==== PROVIDED MATERIAL ====

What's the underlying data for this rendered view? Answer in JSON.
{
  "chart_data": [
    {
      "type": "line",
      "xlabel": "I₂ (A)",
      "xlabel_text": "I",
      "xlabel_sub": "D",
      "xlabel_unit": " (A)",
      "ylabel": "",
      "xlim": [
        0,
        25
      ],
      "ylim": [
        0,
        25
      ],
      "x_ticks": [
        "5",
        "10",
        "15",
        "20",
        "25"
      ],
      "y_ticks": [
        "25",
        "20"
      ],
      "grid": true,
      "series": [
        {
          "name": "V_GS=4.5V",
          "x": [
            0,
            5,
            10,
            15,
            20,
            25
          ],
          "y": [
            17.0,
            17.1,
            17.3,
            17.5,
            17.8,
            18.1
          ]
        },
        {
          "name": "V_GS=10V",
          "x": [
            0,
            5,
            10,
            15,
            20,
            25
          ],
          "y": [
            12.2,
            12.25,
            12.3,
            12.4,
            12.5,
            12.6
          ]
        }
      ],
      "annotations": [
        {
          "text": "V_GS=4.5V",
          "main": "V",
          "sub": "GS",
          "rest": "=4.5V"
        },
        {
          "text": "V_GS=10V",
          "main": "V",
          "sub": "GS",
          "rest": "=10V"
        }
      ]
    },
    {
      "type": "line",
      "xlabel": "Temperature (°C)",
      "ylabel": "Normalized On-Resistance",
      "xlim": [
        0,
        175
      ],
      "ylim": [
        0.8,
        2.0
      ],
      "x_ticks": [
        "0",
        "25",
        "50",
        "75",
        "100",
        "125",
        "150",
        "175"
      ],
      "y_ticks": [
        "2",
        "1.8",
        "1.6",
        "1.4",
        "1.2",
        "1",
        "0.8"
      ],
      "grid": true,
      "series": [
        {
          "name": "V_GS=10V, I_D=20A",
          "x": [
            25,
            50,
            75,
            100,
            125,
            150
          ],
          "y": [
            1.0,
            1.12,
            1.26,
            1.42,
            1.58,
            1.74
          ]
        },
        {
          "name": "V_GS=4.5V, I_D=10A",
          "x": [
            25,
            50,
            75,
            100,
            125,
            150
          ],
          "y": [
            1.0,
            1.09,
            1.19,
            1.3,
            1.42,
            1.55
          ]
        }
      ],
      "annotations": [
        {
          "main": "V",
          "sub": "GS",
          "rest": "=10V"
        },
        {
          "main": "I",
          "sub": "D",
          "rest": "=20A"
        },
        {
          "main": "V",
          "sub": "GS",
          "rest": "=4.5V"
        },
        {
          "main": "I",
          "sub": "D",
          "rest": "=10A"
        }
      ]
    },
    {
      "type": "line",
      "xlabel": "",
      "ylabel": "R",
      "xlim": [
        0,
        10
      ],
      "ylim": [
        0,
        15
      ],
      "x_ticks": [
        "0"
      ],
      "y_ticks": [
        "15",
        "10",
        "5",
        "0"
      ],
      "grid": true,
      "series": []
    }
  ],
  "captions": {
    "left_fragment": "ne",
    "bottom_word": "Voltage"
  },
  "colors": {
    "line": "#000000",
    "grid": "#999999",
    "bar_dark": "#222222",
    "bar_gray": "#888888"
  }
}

====

STATED PROBLEM:
Retype the records above exactly.

RIGHT ANSWER:
What's the underlying data for this rendered view? Answer in JSON.
{
  "chart_data": [
    {
      "type": "line",
      "xlabel": "I₂ (A)",
      "xlabel_text": "I",
      "xlabel_sub": "D",
      "xlabel_unit": " (A)",
      "ylabel": "",
      "xlim": [
        0,
        25
      ],
      "ylim": [
        0,
        25
      ],
      "x_ticks": [
        "5",
        "10",
        "15",
        "20",
        "25"
      ],
      "y_ticks": [
        "25",
        "20"
      ],
      "grid": true,
      "series": [
        {
          "name": "V_GS=4.5V",
          "x": [
            0,
            5,
            10,
            15,
            20,
            25
          ],
          "y": [
            17.0,
            17.1,
            17.3,
            17.5,
            17.8,
            18.1
          ]
        },
        {
          "name": "V_GS=10V",
          "x": [
            0,
            5,
            10,
            15,
            20,
            25
          ],
          "y": [
            12.2,
            12.25,
            12.3,
            12.4,
            12.5,
            12.6
          ]
        }
      ],
      "annotations": [
        {
          "text": "V_GS=4.5V",
          "main": "V",
          "sub": "GS",
          "rest": "=4.5V"
        },
        {
          "text": "V_GS=10V",
          "main": "V",
          "sub": "GS",
          "rest": "=10V"
        }
      ]
    },
    {
      "type": "line",
      "xlabel": "Temperature (°C)",
      "ylabel": "Normalized On-Resistance",
      "xlim": [
        0,
        175
      ],
      "ylim": [
        0.8,
        2.0
      ],
      "x_ticks": [
        "0",
        "25",
        "50",
        "75",
        "100",
        "125",
        "150",
        "175"
      ],
      "y_ticks": [
        "2",
        "1.8",
        "1.6",
        "1.4",
        "1.2",
        "1",
        "0.8"
      ],
      "grid": true,
      "series": [
        {
          "name": "V_GS=10V, I_D=20A",
          "x": [
            25,
            50,
            75,
            100,
            125,
            150
          ],
          "y": [
            1.0,
            1.12,
            1.26,
            1.42,
            1.58,
            1.74
          ]
        },
        {
          "name": "V_GS=4.5V, I_D=10A",
          "x": [
            25,
            50,
            75,
            100,
            125,
            150
          ],
          "y": [
            1.0,
            1.09,
            1.19,
            1.3,
            1.42,
            1.55
          ]
        }
      ],
      "annotations": [
        {
          "main": "V",
          "sub": "GS",
          "rest": "=10V"
        },
        {
          "main": "I",
          "sub": "D",
          "rest": "=20A"
        },
        {
          "main": "V",
          "sub": "GS",
          "rest": "=4.5V"
        },
        {
          "main": "I",
          "sub": "D",
          "rest": "=10A"
        }
      ]
    },
    {
      "type": "line",
      "xlabel": "",
      "ylabel": "R",
      "xlim": [
        0,
        10
      ],
      "ylim": [
        0,
        15
      ],
      "x_ticks": [
        "0"
      ],
      "y_ticks": [
        "15",
        "10",
        "5",
        "0"
      ],
      "grid": true,
      "series": []
    }
  ],
  "captions": {
    "left_fragment": "ne",
    "bottom_word": "Voltage"
  },
  "colors": {
    "line": "#000000",
    "grid": "#999999",
    "bar_dark": "#222222",
    "bar_gray": "#888888"
  }
}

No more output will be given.